→ **What to produce**
Which lines hold the word "kadar"? Copy each of them from the material.

-- BEGIN Data for processing --

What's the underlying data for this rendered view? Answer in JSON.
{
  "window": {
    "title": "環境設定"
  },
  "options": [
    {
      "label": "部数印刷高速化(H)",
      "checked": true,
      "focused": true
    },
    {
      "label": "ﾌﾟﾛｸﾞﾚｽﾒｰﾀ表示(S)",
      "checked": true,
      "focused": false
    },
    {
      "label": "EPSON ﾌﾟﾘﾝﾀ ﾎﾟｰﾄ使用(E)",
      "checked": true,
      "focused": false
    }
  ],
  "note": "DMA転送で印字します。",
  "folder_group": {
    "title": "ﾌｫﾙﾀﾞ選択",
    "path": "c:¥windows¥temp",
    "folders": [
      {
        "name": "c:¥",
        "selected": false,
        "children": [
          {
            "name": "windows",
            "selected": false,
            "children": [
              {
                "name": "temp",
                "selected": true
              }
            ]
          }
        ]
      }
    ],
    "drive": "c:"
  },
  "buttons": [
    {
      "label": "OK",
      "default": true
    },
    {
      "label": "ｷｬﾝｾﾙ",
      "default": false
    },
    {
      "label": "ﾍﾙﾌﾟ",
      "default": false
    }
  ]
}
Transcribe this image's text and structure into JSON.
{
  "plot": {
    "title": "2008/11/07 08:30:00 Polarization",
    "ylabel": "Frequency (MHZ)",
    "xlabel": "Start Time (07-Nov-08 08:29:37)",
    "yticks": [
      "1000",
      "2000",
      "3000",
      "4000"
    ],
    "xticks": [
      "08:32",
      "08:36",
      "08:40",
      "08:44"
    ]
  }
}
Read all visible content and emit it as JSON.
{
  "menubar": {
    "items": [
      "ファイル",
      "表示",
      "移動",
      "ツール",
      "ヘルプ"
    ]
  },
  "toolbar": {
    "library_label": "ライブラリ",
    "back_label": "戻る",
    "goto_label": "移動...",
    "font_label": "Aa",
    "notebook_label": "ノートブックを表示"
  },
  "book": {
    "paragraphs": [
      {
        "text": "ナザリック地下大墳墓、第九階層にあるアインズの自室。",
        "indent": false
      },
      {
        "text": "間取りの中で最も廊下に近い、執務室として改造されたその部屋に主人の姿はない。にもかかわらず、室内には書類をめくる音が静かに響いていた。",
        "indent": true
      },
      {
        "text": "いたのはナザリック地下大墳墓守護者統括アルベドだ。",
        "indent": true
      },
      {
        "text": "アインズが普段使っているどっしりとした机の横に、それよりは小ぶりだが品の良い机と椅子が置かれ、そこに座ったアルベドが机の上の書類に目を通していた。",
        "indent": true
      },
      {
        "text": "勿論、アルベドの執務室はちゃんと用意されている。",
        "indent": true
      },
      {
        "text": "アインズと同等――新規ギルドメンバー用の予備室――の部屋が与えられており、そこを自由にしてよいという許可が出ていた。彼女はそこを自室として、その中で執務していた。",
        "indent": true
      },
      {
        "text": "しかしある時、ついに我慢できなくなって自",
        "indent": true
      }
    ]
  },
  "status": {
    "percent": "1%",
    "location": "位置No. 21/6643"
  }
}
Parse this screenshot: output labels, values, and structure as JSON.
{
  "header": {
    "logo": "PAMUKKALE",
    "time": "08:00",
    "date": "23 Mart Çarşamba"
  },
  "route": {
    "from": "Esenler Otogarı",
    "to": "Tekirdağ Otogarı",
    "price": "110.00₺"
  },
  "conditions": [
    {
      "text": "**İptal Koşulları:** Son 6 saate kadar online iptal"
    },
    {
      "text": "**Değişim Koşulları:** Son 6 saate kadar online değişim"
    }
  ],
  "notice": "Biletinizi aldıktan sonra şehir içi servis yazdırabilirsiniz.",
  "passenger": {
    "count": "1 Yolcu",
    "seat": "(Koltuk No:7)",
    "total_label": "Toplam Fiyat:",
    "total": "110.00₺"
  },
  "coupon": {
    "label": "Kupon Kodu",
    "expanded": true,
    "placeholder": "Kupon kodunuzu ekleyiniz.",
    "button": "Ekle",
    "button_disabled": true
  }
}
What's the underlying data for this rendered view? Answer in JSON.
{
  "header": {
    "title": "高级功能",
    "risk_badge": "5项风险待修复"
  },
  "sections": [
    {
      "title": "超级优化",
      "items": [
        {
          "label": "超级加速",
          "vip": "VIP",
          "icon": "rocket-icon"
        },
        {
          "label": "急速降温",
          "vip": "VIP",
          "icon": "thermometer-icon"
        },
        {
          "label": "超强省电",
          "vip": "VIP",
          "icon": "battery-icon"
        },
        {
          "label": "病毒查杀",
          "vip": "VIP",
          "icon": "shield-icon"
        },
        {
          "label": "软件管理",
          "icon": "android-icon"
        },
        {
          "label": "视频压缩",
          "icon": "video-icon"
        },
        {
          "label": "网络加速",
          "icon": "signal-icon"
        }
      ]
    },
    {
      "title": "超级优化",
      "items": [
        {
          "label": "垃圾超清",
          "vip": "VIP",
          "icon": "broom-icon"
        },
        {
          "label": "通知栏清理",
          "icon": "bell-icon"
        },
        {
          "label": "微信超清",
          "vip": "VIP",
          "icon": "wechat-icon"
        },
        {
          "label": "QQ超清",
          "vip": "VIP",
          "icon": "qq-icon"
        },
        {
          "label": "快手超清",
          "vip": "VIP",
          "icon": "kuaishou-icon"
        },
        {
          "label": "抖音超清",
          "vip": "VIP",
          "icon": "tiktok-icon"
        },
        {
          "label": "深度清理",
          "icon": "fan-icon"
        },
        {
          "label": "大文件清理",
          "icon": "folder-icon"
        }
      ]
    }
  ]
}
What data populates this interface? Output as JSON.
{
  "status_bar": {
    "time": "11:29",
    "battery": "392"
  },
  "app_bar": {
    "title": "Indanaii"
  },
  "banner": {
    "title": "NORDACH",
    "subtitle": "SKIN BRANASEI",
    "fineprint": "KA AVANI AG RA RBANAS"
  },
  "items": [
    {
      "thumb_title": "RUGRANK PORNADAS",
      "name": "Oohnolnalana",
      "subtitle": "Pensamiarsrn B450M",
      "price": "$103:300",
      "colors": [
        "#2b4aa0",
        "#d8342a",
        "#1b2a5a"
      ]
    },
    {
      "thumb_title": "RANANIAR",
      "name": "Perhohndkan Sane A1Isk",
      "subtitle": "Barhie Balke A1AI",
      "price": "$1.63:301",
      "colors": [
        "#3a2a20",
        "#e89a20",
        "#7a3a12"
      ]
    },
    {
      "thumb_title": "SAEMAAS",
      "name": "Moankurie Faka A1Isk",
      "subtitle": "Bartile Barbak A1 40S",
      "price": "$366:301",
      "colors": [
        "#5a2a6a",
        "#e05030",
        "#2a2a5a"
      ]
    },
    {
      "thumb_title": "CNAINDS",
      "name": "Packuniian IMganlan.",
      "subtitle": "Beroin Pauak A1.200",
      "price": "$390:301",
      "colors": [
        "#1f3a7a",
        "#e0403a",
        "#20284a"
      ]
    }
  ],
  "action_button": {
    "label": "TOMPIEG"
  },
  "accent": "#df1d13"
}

-- END Data for processing --

→ **Answer to this exercise**
      "text": "**İptal Koşulları:** Son 6 saate kadar online iptal"
      "text": "**Değişim Koşulları:** Son 6 saate kadar online değişim"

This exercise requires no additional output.